The exercise:
Reproduce the data below in full and exclude every picture.

Input rows:
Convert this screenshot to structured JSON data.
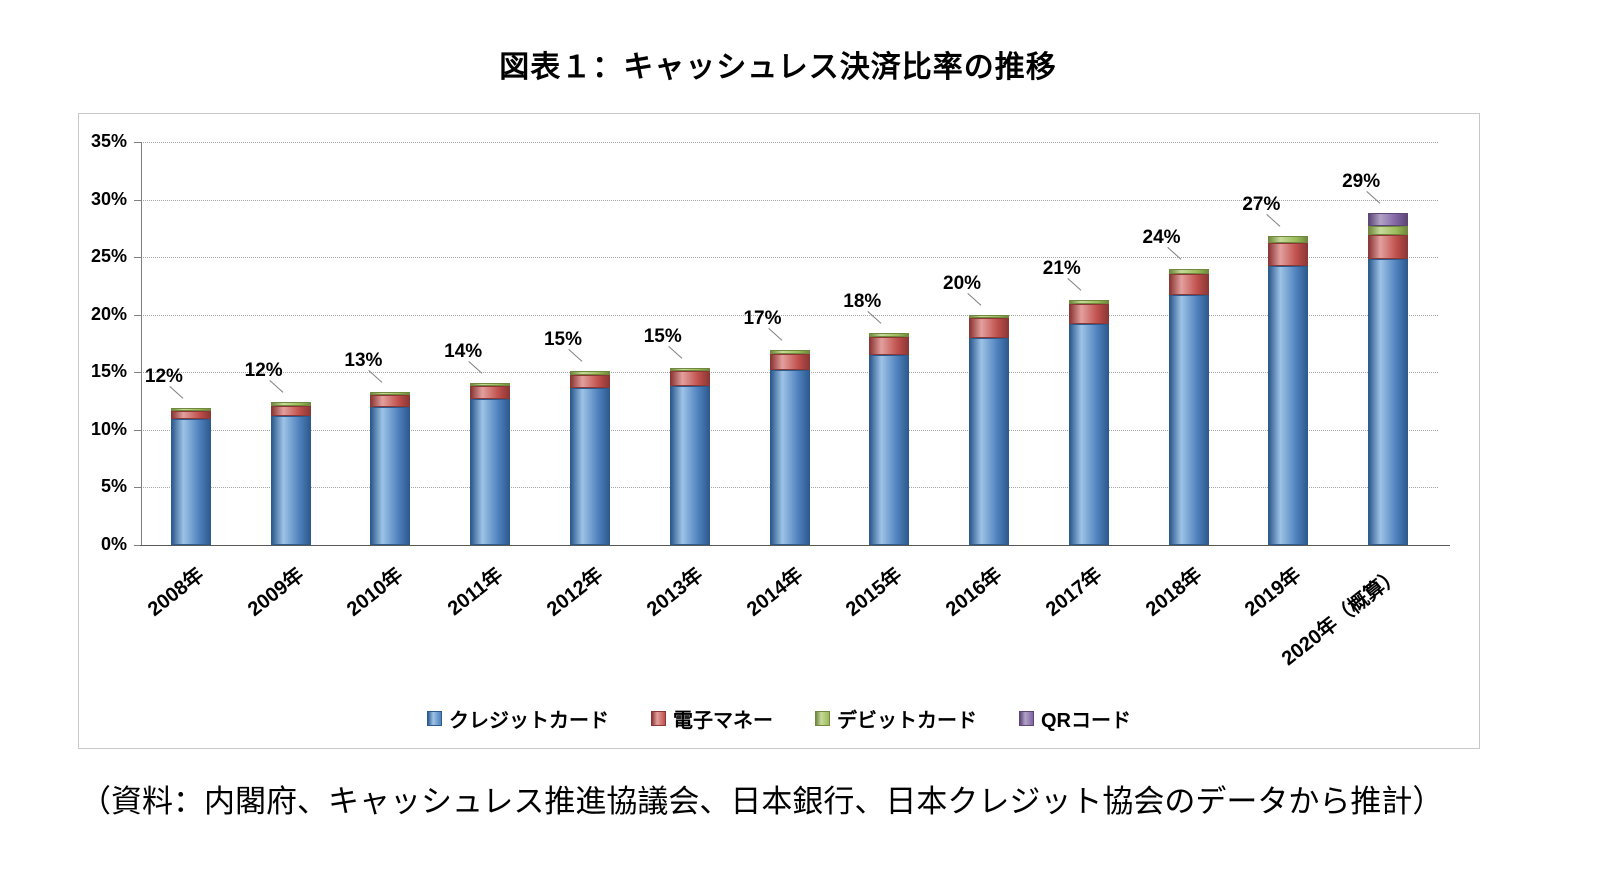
{
  "title": "図表１：キャッシュレス決済比率の推移",
  "caption": "（資料：内閣府、キャッシュレス推進協議会、日本銀行、日本クレジット協会のデータから推計）",
  "chart_data": {
    "type": "bar",
    "subtype": "stacked",
    "title": "図表１：キャッシュレス決済比率の推移",
    "categories": [
      "2008年",
      "2009年",
      "2010年",
      "2011年",
      "2012年",
      "2013年",
      "2014年",
      "2015年",
      "2016年",
      "2017年",
      "2018年",
      "2019年",
      "2020年（概算）"
    ],
    "series": [
      {
        "name": "クレジットカード",
        "color": "#4F81BD",
        "light": "#9DC3E6",
        "dark": "#2E5B8F",
        "values": [
          10.9,
          11.2,
          12.0,
          12.7,
          13.6,
          13.8,
          15.2,
          16.5,
          18.0,
          19.2,
          21.7,
          24.2,
          24.8
        ]
      },
      {
        "name": "電子マネー",
        "color": "#C0504D",
        "light": "#E3A09E",
        "dark": "#8C3836",
        "values": [
          0.7,
          0.9,
          1.0,
          1.1,
          1.2,
          1.3,
          1.4,
          1.6,
          1.7,
          1.7,
          1.8,
          2.0,
          2.1
        ]
      },
      {
        "name": "デビットカード",
        "color": "#9BBB59",
        "light": "#C6DA9A",
        "dark": "#71893F",
        "values": [
          0.3,
          0.3,
          0.3,
          0.3,
          0.3,
          0.3,
          0.3,
          0.3,
          0.3,
          0.4,
          0.5,
          0.6,
          0.8
        ]
      },
      {
        "name": "QRコード",
        "color": "#8064A2",
        "light": "#B3A2C7",
        "dark": "#5C4776",
        "values": [
          0,
          0,
          0,
          0,
          0,
          0,
          0,
          0,
          0,
          0,
          0,
          0,
          1.1
        ]
      }
    ],
    "total_labels": [
      "12%",
      "12%",
      "13%",
      "14%",
      "15%",
      "15%",
      "17%",
      "18%",
      "20%",
      "21%",
      "24%",
      "27%",
      "29%"
    ],
    "ylabel_ticks": [
      "0%",
      "5%",
      "10%",
      "15%",
      "20%",
      "25%",
      "30%",
      "35%"
    ],
    "ylim": [
      0,
      35
    ],
    "y_tick_step": 5,
    "grid": "dotted horizontal gridlines every 5%",
    "legend_position": "bottom",
    "xlabel": "",
    "ylabel": ""
  }
}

Response to this task:
Convert this screenshot to structured JSON data.
{
  "title": "図表１：キャッシュレス決済比率の推移",
  "caption": "（資料：内閣府、キャッシュレス推進協議会、日本銀行、日本クレジット協会のデータから推計）",
  "chart_data": {
    "type": "bar",
    "subtype": "stacked",
    "title": "図表１：キャッシュレス決済比率の推移",
    "categories": [
      "2008年",
      "2009年",
      "2010年",
      "2011年",
      "2012年",
      "2013年",
      "2014年",
      "2015年",
      "2016年",
      "2017年",
      "2018年",
      "2019年",
      "2020年（概算）"
    ],
    "series": [
      {
        "name": "クレジットカード",
        "color": "#4F81BD",
        "light": "#9DC3E6",
        "dark": "#2E5B8F",
        "values": [
          10.9,
          11.2,
          12.0,
          12.7,
          13.6,
          13.8,
          15.2,
          16.5,
          18.0,
          19.2,
          21.7,
          24.2,
          24.8
        ]
      },
      {
        "name": "電子マネー",
        "color": "#C0504D",
        "light": "#E3A09E",
        "dark": "#8C3836",
        "values": [
          0.7,
          0.9,
          1.0,
          1.1,
          1.2,
          1.3,
          1.4,
          1.6,
          1.7,
          1.7,
          1.8,
          2.0,
          2.1
        ]
      },
      {
        "name": "デビットカード",
        "color": "#9BBB59",
        "light": "#C6DA9A",
        "dark": "#71893F",
        "values": [
          0.3,
          0.3,
          0.3,
          0.3,
          0.3,
          0.3,
          0.3,
          0.3,
          0.3,
          0.4,
          0.5,
          0.6,
          0.8
        ]
      },
      {
        "name": "QRコード",
        "color": "#8064A2",
        "light": "#B3A2C7",
        "dark": "#5C4776",
        "values": [
          0,
          0,
          0,
          0,
          0,
          0,
          0,
          0,
          0,
          0,
          0,
          0,
          1.1
        ]
      }
    ],
    "total_labels": [
      "12%",
      "12%",
      "13%",
      "14%",
      "15%",
      "15%",
      "17%",
      "18%",
      "20%",
      "21%",
      "24%",
      "27%",
      "29%"
    ],
    "ylabel_ticks": [
      "0%",
      "5%",
      "10%",
      "15%",
      "20%",
      "25%",
      "30%",
      "35%"
    ],
    "ylim": [
      0,
      35
    ],
    "y_tick_step": 5,
    "grid": "dotted horizontal gridlines every 5%",
    "legend_position": "bottom",
    "xlabel": "",
    "ylabel": ""
  }
}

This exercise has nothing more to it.